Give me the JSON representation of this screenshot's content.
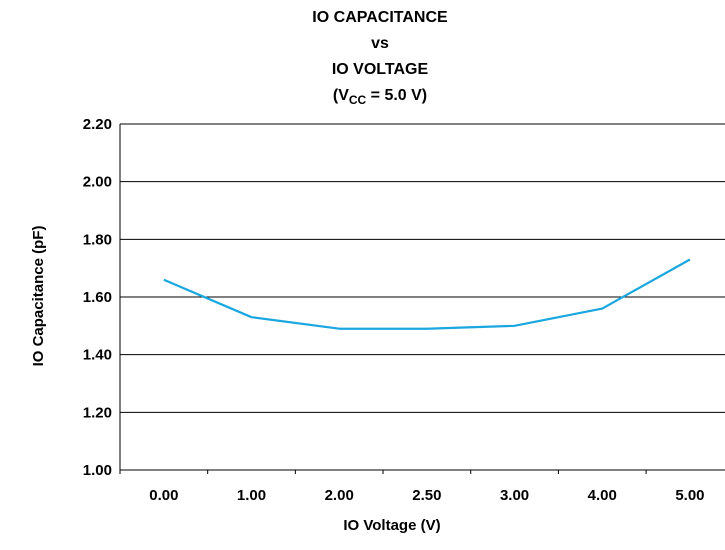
{
  "chart_data": {
    "type": "line",
    "title": [
      "IO CAPACITANCE",
      "vs",
      "IO VOLTAGE"
    ],
    "subtitle": {
      "prefix": "(V",
      "sub": "CC",
      "suffix": " = 5.0 V)"
    },
    "xlabel": "IO  Voltage (V)",
    "ylabel": "IO Capacitance (pF)",
    "categories": [
      "0.00",
      "1.00",
      "2.00",
      "2.50",
      "3.00",
      "4.00",
      "5.00"
    ],
    "series": [
      {
        "values": [
          1.66,
          1.53,
          1.49,
          1.49,
          1.5,
          1.56,
          1.73
        ],
        "color": "#1aa7e0"
      }
    ],
    "ylim": [
      1.0,
      2.2
    ],
    "yticks": [
      1.0,
      1.2,
      1.4,
      1.6,
      1.8,
      2.0,
      2.2
    ],
    "ytick_labels": [
      "1.00",
      "1.20",
      "1.40",
      "1.60",
      "1.80",
      "2.00",
      "2.20"
    ],
    "grid": "horizontal",
    "legend": "none",
    "colors": {
      "line": "#1aa7e0",
      "axis": "#000000",
      "grid": "#000000"
    }
  }
}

.....

Each entry must be retyped word for word, with every image omitted.

Give me the JSON representation of this screenshot's content.
{
  "chart_data": {
    "type": "line",
    "title": [
      "IO CAPACITANCE",
      "vs",
      "IO VOLTAGE"
    ],
    "subtitle": {
      "prefix": "(V",
      "sub": "CC",
      "suffix": " = 5.0 V)"
    },
    "xlabel": "IO  Voltage (V)",
    "ylabel": "IO Capacitance (pF)",
    "categories": [
      "0.00",
      "1.00",
      "2.00",
      "2.50",
      "3.00",
      "4.00",
      "5.00"
    ],
    "series": [
      {
        "values": [
          1.66,
          1.53,
          1.49,
          1.49,
          1.5,
          1.56,
          1.73
        ],
        "color": "#1aa7e0"
      }
    ],
    "ylim": [
      1.0,
      2.2
    ],
    "yticks": [
      1.0,
      1.2,
      1.4,
      1.6,
      1.8,
      2.0,
      2.2
    ],
    "ytick_labels": [
      "1.00",
      "1.20",
      "1.40",
      "1.60",
      "1.80",
      "2.00",
      "2.20"
    ],
    "grid": "horizontal",
    "legend": "none",
    "colors": {
      "line": "#1aa7e0",
      "axis": "#000000",
      "grid": "#000000"
    }
  }
}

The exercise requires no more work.